[Figure record listings]

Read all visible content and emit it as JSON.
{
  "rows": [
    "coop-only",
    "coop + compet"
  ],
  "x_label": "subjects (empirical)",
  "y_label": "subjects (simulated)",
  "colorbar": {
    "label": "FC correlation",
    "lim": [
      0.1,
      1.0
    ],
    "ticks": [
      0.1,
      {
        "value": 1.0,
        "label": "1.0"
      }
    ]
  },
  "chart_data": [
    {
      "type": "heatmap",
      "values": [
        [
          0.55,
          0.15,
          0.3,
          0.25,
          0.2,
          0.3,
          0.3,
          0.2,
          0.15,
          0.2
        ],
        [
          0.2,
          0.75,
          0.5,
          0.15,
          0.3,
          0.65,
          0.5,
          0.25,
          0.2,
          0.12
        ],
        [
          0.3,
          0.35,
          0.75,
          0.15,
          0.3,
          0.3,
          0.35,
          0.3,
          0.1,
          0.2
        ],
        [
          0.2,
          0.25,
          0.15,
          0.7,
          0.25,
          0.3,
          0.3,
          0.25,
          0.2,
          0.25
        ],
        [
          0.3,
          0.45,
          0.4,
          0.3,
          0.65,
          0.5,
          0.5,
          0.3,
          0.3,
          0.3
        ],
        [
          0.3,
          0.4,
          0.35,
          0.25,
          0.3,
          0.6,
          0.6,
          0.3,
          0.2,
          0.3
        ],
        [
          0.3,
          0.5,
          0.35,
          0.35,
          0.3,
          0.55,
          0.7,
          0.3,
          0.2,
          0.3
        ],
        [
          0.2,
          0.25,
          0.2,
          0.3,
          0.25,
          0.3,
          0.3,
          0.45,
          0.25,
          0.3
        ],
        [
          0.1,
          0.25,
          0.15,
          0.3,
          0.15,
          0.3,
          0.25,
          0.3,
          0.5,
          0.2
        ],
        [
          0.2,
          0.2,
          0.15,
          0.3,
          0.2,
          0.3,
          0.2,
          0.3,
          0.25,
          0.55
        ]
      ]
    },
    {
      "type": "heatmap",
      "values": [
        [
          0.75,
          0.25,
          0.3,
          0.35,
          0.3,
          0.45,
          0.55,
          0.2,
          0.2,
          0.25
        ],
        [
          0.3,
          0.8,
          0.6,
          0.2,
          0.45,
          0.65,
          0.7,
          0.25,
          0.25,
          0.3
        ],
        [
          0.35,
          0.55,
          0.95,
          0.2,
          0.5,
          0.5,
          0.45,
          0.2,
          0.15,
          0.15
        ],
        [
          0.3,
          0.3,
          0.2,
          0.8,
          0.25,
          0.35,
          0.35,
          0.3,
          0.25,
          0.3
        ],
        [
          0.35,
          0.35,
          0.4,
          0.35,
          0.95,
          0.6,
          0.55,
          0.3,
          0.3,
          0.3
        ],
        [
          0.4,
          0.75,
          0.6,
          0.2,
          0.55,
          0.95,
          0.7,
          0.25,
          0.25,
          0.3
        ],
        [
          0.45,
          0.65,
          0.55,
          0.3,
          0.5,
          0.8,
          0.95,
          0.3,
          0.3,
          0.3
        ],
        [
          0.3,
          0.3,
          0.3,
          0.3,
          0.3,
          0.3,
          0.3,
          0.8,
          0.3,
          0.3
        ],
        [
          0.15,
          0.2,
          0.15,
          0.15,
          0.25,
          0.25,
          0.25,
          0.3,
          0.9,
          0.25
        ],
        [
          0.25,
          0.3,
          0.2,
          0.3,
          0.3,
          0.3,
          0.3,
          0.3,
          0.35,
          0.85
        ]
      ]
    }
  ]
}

__To be done__: Extract all of the material exactly as it is written.

__Solution to the problem__:
Read all visible content and emit it as JSON.
{
  "rows": [
    "coop-only",
    "coop + compet"
  ],
  "x_label": "subjects (empirical)",
  "y_label": "subjects (simulated)",
  "colorbar": {
    "label": "FC correlation",
    "lim": [
      0.1,
      1.0
    ],
    "ticks": [
      0.1,
      {
        "value": 1.0,
        "label": "1.0"
      }
    ]
  },
  "chart_data": [
    {
      "type": "heatmap",
      "values": [
        [
          0.55,
          0.15,
          0.3,
          0.25,
          0.2,
          0.3,
          0.3,
          0.2,
          0.15,
          0.2
        ],
        [
          0.2,
          0.75,
          0.5,
          0.15,
          0.3,
          0.65,
          0.5,
          0.25,
          0.2,
          0.12
        ],
        [
          0.3,
          0.35,
          0.75,
          0.15,
          0.3,
          0.3,
          0.35,
          0.3,
          0.1,
          0.2
        ],
        [
          0.2,
          0.25,
          0.15,
          0.7,
          0.25,
          0.3,
          0.3,
          0.25,
          0.2,
          0.25
        ],
        [
          0.3,
          0.45,
          0.4,
          0.3,
          0.65,
          0.5,
          0.5,
          0.3,
          0.3,
          0.3
        ],
        [
          0.3,
          0.4,
          0.35,
          0.25,
          0.3,
          0.6,
          0.6,
          0.3,
          0.2,
          0.3
        ],
        [
          0.3,
          0.5,
          0.35,
          0.35,
          0.3,
          0.55,
          0.7,
          0.3,
          0.2,
          0.3
        ],
        [
          0.2,
          0.25,
          0.2,
          0.3,
          0.25,
          0.3,
          0.3,
          0.45,
          0.25,
          0.3
        ],
        [
          0.1,
          0.25,
          0.15,
          0.3,
          0.15,
          0.3,
          0.25,
          0.3,
          0.5,
          0.2
        ],
        [
          0.2,
          0.2,
          0.15,
          0.3,
          0.2,
          0.3,
          0.2,
          0.3,
          0.25,
          0.55
        ]
      ]
    },
    {
      "type": "heatmap",
      "values": [
        [
          0.75,
          0.25,
          0.3,
          0.35,
          0.3,
          0.45,
          0.55,
          0.2,
          0.2,
          0.25
        ],
        [
          0.3,
          0.8,
          0.6,
          0.2,
          0.45,
          0.65,
          0.7,
          0.25,
          0.25,
          0.3
        ],
        [
          0.35,
          0.55,
          0.95,
          0.2,
          0.5,
          0.5,
          0.45,
          0.2,
          0.15,
          0.15
        ],
        [
          0.3,
          0.3,
          0.2,
          0.8,
          0.25,
          0.35,
          0.35,
          0.3,
          0.25,
          0.3
        ],
        [
          0.35,
          0.35,
          0.4,
          0.35,
          0.95,
          0.6,
          0.55,
          0.3,
          0.3,
          0.3
        ],
        [
          0.4,
          0.75,
          0.6,
          0.2,
          0.55,
          0.95,
          0.7,
          0.25,
          0.25,
          0.3
        ],
        [
          0.45,
          0.65,
          0.55,
          0.3,
          0.5,
          0.8,
          0.95,
          0.3,
          0.3,
          0.3
        ],
        [
          0.3,
          0.3,
          0.3,
          0.3,
          0.3,
          0.3,
          0.3,
          0.8,
          0.3,
          0.3
        ],
        [
          0.15,
          0.2,
          0.15,
          0.15,
          0.25,
          0.25,
          0.25,
          0.3,
          0.9,
          0.25
        ],
        [
          0.25,
          0.3,
          0.2,
          0.3,
          0.3,
          0.3,
          0.3,
          0.3,
          0.35,
          0.85
        ]
      ]
    }
  ]
}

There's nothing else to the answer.